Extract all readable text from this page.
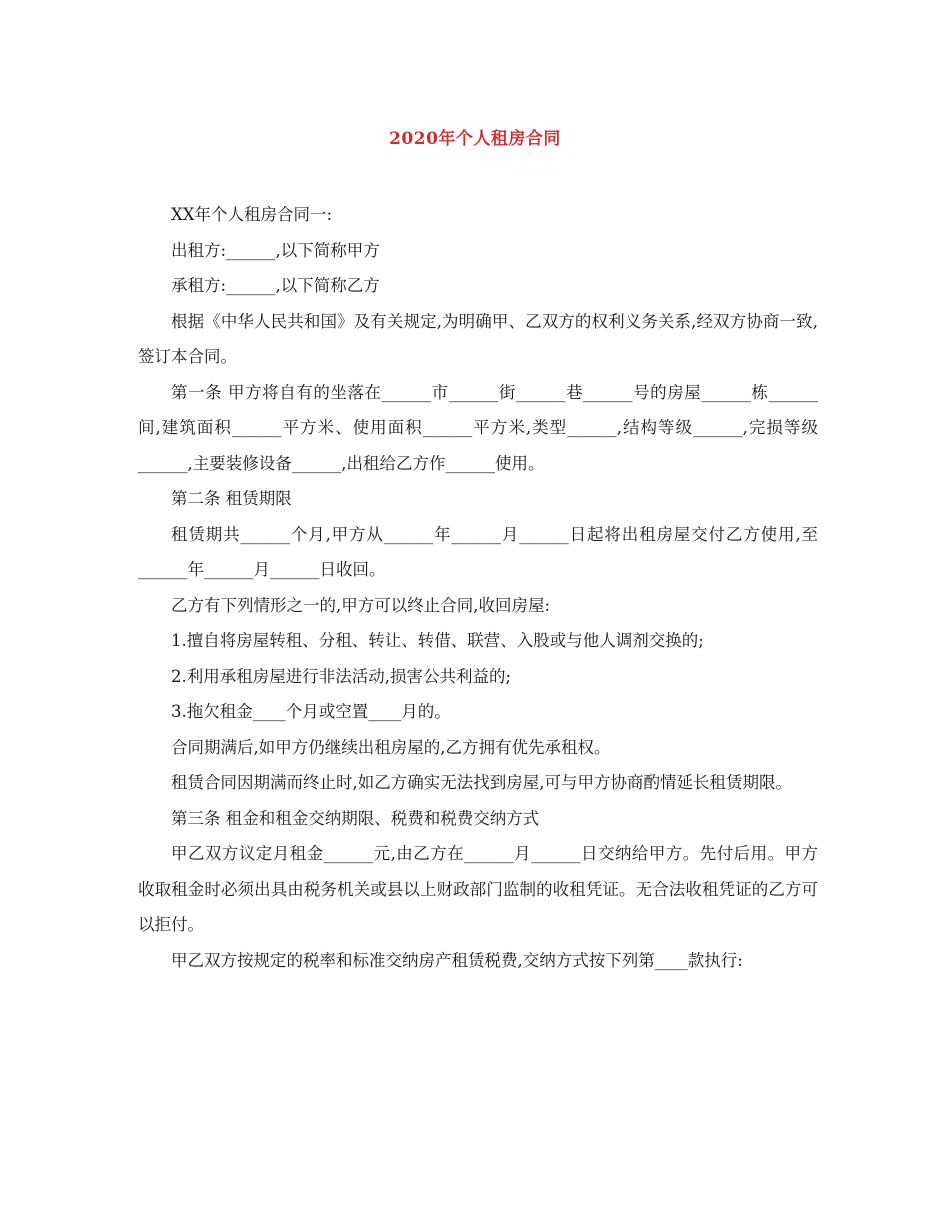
2020年个人租房合同

XX年个人租房合同一:

出租方:______,以下简称甲方

承租方:______,以下简称乙方

根据《中华人民共和国》及有关规定,为明确甲、乙双方的权利义务关系,经双方协商一致,签订本合同。

第一条 甲方将自有的坐落在______市______街______巷______号的房屋______栋______间,建筑面积______平方米、使用面积______平方米,类型______,结构等级______,完损等级______,主要装修设备______,出租给乙方作______使用。

第二条 租赁期限

租赁期共______个月,甲方从______年______月______日起将出租房屋交付乙方使用,至______年______月______日收回。

乙方有下列情形之一的,甲方可以终止合同,收回房屋:

1.擅自将房屋转租、分租、转让、转借、联营、入股或与他人调剂交换的;

2.利用承租房屋进行非法活动,损害公共利益的;

3.拖欠租金____个月或空置____月的。

合同期满后,如甲方仍继续出租房屋的,乙方拥有优先承租权。

租赁合同因期满而终止时,如乙方确实无法找到房屋,可与甲方协商酌情延长租赁期限。

第三条 租金和租金交纳期限、税费和税费交纳方式

甲乙双方议定月租金______元,由乙方在______月______日交纳给甲方。先付后用。甲方收取租金时必须出具由税务机关或县以上财政部门监制的收租凭证。无合法收租凭证的乙方可以拒付。

甲乙双方按规定的税率和标准交纳房产租赁税费,交纳方式按下列第____款执行:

§ §

Copy every entry exactly as written. Pictures are excluded.

Extract all readable text from this page.
2020年个人租房合同

XX年个人租房合同一:

出租方:______,以下简称甲方

承租方:______,以下简称乙方

根据《中华人民共和国》及有关规定,为明确甲、乙双方的权利义务关系,经双方协商一致,签订本合同。

第一条 甲方将自有的坐落在______市______街______巷______号的房屋______栋______间,建筑面积______平方米、使用面积______平方米,类型______,结构等级______,完损等级______,主要装修设备______,出租给乙方作______使用。

第二条 租赁期限

租赁期共______个月,甲方从______年______月______日起将出租房屋交付乙方使用,至______年______月______日收回。

乙方有下列情形之一的,甲方可以终止合同,收回房屋:

1.擅自将房屋转租、分租、转让、转借、联营、入股或与他人调剂交换的;

2.利用承租房屋进行非法活动,损害公共利益的;

3.拖欠租金____个月或空置____月的。

合同期满后,如甲方仍继续出租房屋的,乙方拥有优先承租权。

租赁合同因期满而终止时,如乙方确实无法找到房屋,可与甲方协商酌情延长租赁期限。

第三条 租金和租金交纳期限、税费和税费交纳方式

甲乙双方议定月租金______元,由乙方在______月______日交纳给甲方。先付后用。甲方收取租金时必须出具由税务机关或县以上财政部门监制的收租凭证。无合法收租凭证的乙方可以拒付。

甲乙双方按规定的税率和标准交纳房产租赁税费,交纳方式按下列第____款执行:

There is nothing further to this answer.